▸ Given records:
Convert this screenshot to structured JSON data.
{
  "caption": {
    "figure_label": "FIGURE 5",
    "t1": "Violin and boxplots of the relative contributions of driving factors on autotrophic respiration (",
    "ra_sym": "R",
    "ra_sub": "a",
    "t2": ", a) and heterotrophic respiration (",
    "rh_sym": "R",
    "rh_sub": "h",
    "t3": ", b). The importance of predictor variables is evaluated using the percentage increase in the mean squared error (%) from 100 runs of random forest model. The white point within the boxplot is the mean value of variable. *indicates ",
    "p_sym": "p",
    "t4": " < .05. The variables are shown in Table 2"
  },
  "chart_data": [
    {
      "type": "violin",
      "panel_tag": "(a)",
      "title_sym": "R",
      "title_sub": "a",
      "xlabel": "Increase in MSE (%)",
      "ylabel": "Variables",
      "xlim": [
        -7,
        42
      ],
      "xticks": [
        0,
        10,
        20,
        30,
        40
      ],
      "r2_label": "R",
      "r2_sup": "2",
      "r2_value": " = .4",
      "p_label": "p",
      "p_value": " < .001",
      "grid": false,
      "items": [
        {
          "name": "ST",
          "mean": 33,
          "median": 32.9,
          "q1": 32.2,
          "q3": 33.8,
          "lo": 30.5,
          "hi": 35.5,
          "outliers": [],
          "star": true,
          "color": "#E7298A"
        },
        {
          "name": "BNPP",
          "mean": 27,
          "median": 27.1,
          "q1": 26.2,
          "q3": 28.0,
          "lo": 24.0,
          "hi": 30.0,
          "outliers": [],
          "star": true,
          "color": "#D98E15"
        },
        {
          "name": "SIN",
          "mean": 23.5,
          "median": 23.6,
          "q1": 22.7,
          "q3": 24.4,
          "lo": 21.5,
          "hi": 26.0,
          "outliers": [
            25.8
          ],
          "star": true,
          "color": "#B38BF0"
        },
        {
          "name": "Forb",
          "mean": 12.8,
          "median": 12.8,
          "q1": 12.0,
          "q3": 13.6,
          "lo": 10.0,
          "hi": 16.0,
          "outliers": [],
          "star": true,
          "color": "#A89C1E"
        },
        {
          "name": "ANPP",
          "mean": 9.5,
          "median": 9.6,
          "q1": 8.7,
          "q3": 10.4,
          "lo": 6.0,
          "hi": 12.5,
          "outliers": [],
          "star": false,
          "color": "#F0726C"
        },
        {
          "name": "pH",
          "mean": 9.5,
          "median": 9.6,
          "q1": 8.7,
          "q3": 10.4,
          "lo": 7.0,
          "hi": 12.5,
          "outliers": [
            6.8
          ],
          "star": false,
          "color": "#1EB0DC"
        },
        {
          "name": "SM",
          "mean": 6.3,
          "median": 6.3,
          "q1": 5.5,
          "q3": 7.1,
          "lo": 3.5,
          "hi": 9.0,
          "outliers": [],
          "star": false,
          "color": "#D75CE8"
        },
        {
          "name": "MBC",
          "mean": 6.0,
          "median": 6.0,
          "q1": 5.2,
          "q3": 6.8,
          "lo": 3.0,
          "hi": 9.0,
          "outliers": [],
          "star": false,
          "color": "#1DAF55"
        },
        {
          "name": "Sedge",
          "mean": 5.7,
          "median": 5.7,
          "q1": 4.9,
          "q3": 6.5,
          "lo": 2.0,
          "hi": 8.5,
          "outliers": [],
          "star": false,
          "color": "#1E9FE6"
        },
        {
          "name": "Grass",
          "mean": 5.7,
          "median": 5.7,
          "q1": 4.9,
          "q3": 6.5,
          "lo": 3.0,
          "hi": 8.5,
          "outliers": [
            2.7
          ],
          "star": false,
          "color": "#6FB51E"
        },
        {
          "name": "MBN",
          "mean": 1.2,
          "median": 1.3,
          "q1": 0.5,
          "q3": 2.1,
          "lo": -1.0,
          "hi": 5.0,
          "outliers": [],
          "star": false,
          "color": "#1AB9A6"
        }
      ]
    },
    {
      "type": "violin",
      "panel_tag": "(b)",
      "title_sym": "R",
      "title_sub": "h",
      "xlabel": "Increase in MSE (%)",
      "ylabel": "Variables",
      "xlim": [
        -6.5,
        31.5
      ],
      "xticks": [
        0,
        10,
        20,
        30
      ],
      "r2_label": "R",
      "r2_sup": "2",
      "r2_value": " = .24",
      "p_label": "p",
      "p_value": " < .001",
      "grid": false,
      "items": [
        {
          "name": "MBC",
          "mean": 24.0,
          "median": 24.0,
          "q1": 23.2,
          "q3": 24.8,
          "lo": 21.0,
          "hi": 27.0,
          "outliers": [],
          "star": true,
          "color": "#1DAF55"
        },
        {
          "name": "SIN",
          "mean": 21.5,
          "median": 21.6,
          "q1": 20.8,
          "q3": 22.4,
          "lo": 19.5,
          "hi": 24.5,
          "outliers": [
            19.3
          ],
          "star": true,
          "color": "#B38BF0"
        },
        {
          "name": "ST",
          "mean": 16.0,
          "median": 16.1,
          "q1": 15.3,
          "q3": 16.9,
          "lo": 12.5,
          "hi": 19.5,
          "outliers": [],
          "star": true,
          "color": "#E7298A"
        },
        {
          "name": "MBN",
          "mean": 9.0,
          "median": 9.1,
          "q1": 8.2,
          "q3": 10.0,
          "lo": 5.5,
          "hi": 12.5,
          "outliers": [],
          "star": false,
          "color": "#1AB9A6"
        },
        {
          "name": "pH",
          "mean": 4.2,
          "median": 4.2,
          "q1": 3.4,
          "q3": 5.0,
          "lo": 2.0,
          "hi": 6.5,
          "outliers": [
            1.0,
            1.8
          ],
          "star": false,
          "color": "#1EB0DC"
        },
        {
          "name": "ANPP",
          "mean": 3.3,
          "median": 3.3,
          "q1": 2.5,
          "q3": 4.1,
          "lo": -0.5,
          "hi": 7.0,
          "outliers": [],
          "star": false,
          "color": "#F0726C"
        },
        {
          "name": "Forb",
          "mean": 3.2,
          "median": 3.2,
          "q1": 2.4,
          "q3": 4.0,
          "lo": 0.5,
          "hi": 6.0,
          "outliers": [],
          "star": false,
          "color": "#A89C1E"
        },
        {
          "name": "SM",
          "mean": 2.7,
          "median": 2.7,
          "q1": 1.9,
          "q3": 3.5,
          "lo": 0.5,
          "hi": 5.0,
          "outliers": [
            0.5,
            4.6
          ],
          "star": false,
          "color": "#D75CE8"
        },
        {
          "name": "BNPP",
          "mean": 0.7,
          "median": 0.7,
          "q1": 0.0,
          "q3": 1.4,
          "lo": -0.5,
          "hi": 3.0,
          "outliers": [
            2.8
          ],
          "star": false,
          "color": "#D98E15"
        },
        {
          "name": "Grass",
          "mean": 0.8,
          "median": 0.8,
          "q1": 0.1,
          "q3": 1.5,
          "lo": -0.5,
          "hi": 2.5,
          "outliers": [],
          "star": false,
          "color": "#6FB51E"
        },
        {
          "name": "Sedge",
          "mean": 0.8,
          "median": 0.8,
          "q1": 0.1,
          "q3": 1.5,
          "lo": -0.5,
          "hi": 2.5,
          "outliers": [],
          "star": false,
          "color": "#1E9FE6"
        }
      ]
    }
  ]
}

▸ Problem description: Extract the data in full. Keep it word for word.

▸ Correct output:
Convert this screenshot to structured JSON data.
{
  "caption": {
    "figure_label": "FIGURE 5",
    "t1": "Violin and boxplots of the relative contributions of driving factors on autotrophic respiration (",
    "ra_sym": "R",
    "ra_sub": "a",
    "t2": ", a) and heterotrophic respiration (",
    "rh_sym": "R",
    "rh_sub": "h",
    "t3": ", b). The importance of predictor variables is evaluated using the percentage increase in the mean squared error (%) from 100 runs of random forest model. The white point within the boxplot is the mean value of variable. *indicates ",
    "p_sym": "p",
    "t4": " < .05. The variables are shown in Table 2"
  },
  "chart_data": [
    {
      "type": "violin",
      "panel_tag": "(a)",
      "title_sym": "R",
      "title_sub": "a",
      "xlabel": "Increase in MSE (%)",
      "ylabel": "Variables",
      "xlim": [
        -7,
        42
      ],
      "xticks": [
        0,
        10,
        20,
        30,
        40
      ],
      "r2_label": "R",
      "r2_sup": "2",
      "r2_value": " = .4",
      "p_label": "p",
      "p_value": " < .001",
      "grid": false,
      "items": [
        {
          "name": "ST",
          "mean": 33,
          "median": 32.9,
          "q1": 32.2,
          "q3": 33.8,
          "lo": 30.5,
          "hi": 35.5,
          "outliers": [],
          "star": true,
          "color": "#E7298A"
        },
        {
          "name": "BNPP",
          "mean": 27,
          "median": 27.1,
          "q1": 26.2,
          "q3": 28.0,
          "lo": 24.0,
          "hi": 30.0,
          "outliers": [],
          "star": true,
          "color": "#D98E15"
        },
        {
          "name": "SIN",
          "mean": 23.5,
          "median": 23.6,
          "q1": 22.7,
          "q3": 24.4,
          "lo": 21.5,
          "hi": 26.0,
          "outliers": [
            25.8
          ],
          "star": true,
          "color": "#B38BF0"
        },
        {
          "name": "Forb",
          "mean": 12.8,
          "median": 12.8,
          "q1": 12.0,
          "q3": 13.6,
          "lo": 10.0,
          "hi": 16.0,
          "outliers": [],
          "star": true,
          "color": "#A89C1E"
        },
        {
          "name": "ANPP",
          "mean": 9.5,
          "median": 9.6,
          "q1": 8.7,
          "q3": 10.4,
          "lo": 6.0,
          "hi": 12.5,
          "outliers": [],
          "star": false,
          "color": "#F0726C"
        },
        {
          "name": "pH",
          "mean": 9.5,
          "median": 9.6,
          "q1": 8.7,
          "q3": 10.4,
          "lo": 7.0,
          "hi": 12.5,
          "outliers": [
            6.8
          ],
          "star": false,
          "color": "#1EB0DC"
        },
        {
          "name": "SM",
          "mean": 6.3,
          "median": 6.3,
          "q1": 5.5,
          "q3": 7.1,
          "lo": 3.5,
          "hi": 9.0,
          "outliers": [],
          "star": false,
          "color": "#D75CE8"
        },
        {
          "name": "MBC",
          "mean": 6.0,
          "median": 6.0,
          "q1": 5.2,
          "q3": 6.8,
          "lo": 3.0,
          "hi": 9.0,
          "outliers": [],
          "star": false,
          "color": "#1DAF55"
        },
        {
          "name": "Sedge",
          "mean": 5.7,
          "median": 5.7,
          "q1": 4.9,
          "q3": 6.5,
          "lo": 2.0,
          "hi": 8.5,
          "outliers": [],
          "star": false,
          "color": "#1E9FE6"
        },
        {
          "name": "Grass",
          "mean": 5.7,
          "median": 5.7,
          "q1": 4.9,
          "q3": 6.5,
          "lo": 3.0,
          "hi": 8.5,
          "outliers": [
            2.7
          ],
          "star": false,
          "color": "#6FB51E"
        },
        {
          "name": "MBN",
          "mean": 1.2,
          "median": 1.3,
          "q1": 0.5,
          "q3": 2.1,
          "lo": -1.0,
          "hi": 5.0,
          "outliers": [],
          "star": false,
          "color": "#1AB9A6"
        }
      ]
    },
    {
      "type": "violin",
      "panel_tag": "(b)",
      "title_sym": "R",
      "title_sub": "h",
      "xlabel": "Increase in MSE (%)",
      "ylabel": "Variables",
      "xlim": [
        -6.5,
        31.5
      ],
      "xticks": [
        0,
        10,
        20,
        30
      ],
      "r2_label": "R",
      "r2_sup": "2",
      "r2_value": " = .24",
      "p_label": "p",
      "p_value": " < .001",
      "grid": false,
      "items": [
        {
          "name": "MBC",
          "mean": 24.0,
          "median": 24.0,
          "q1": 23.2,
          "q3": 24.8,
          "lo": 21.0,
          "hi": 27.0,
          "outliers": [],
          "star": true,
          "color": "#1DAF55"
        },
        {
          "name": "SIN",
          "mean": 21.5,
          "median": 21.6,
          "q1": 20.8,
          "q3": 22.4,
          "lo": 19.5,
          "hi": 24.5,
          "outliers": [
            19.3
          ],
          "star": true,
          "color": "#B38BF0"
        },
        {
          "name": "ST",
          "mean": 16.0,
          "median": 16.1,
          "q1": 15.3,
          "q3": 16.9,
          "lo": 12.5,
          "hi": 19.5,
          "outliers": [],
          "star": true,
          "color": "#E7298A"
        },
        {
          "name": "MBN",
          "mean": 9.0,
          "median": 9.1,
          "q1": 8.2,
          "q3": 10.0,
          "lo": 5.5,
          "hi": 12.5,
          "outliers": [],
          "star": false,
          "color": "#1AB9A6"
        },
        {
          "name": "pH",
          "mean": 4.2,
          "median": 4.2,
          "q1": 3.4,
          "q3": 5.0,
          "lo": 2.0,
          "hi": 6.5,
          "outliers": [
            1.0,
            1.8
          ],
          "star": false,
          "color": "#1EB0DC"
        },
        {
          "name": "ANPP",
          "mean": 3.3,
          "median": 3.3,
          "q1": 2.5,
          "q3": 4.1,
          "lo": -0.5,
          "hi": 7.0,
          "outliers": [],
          "star": false,
          "color": "#F0726C"
        },
        {
          "name": "Forb",
          "mean": 3.2,
          "median": 3.2,
          "q1": 2.4,
          "q3": 4.0,
          "lo": 0.5,
          "hi": 6.0,
          "outliers": [],
          "star": false,
          "color": "#A89C1E"
        },
        {
          "name": "SM",
          "mean": 2.7,
          "median": 2.7,
          "q1": 1.9,
          "q3": 3.5,
          "lo": 0.5,
          "hi": 5.0,
          "outliers": [
            0.5,
            4.6
          ],
          "star": false,
          "color": "#D75CE8"
        },
        {
          "name": "BNPP",
          "mean": 0.7,
          "median": 0.7,
          "q1": 0.0,
          "q3": 1.4,
          "lo": -0.5,
          "hi": 3.0,
          "outliers": [
            2.8
          ],
          "star": false,
          "color": "#D98E15"
        },
        {
          "name": "Grass",
          "mean": 0.8,
          "median": 0.8,
          "q1": 0.1,
          "q3": 1.5,
          "lo": -0.5,
          "hi": 2.5,
          "outliers": [],
          "star": false,
          "color": "#6FB51E"
        },
        {
          "name": "Sedge",
          "mean": 0.8,
          "median": 0.8,
          "q1": 0.1,
          "q3": 1.5,
          "lo": -0.5,
          "hi": 2.5,
          "outliers": [],
          "star": false,
          "color": "#1E9FE6"
        }
      ]
    }
  ]
}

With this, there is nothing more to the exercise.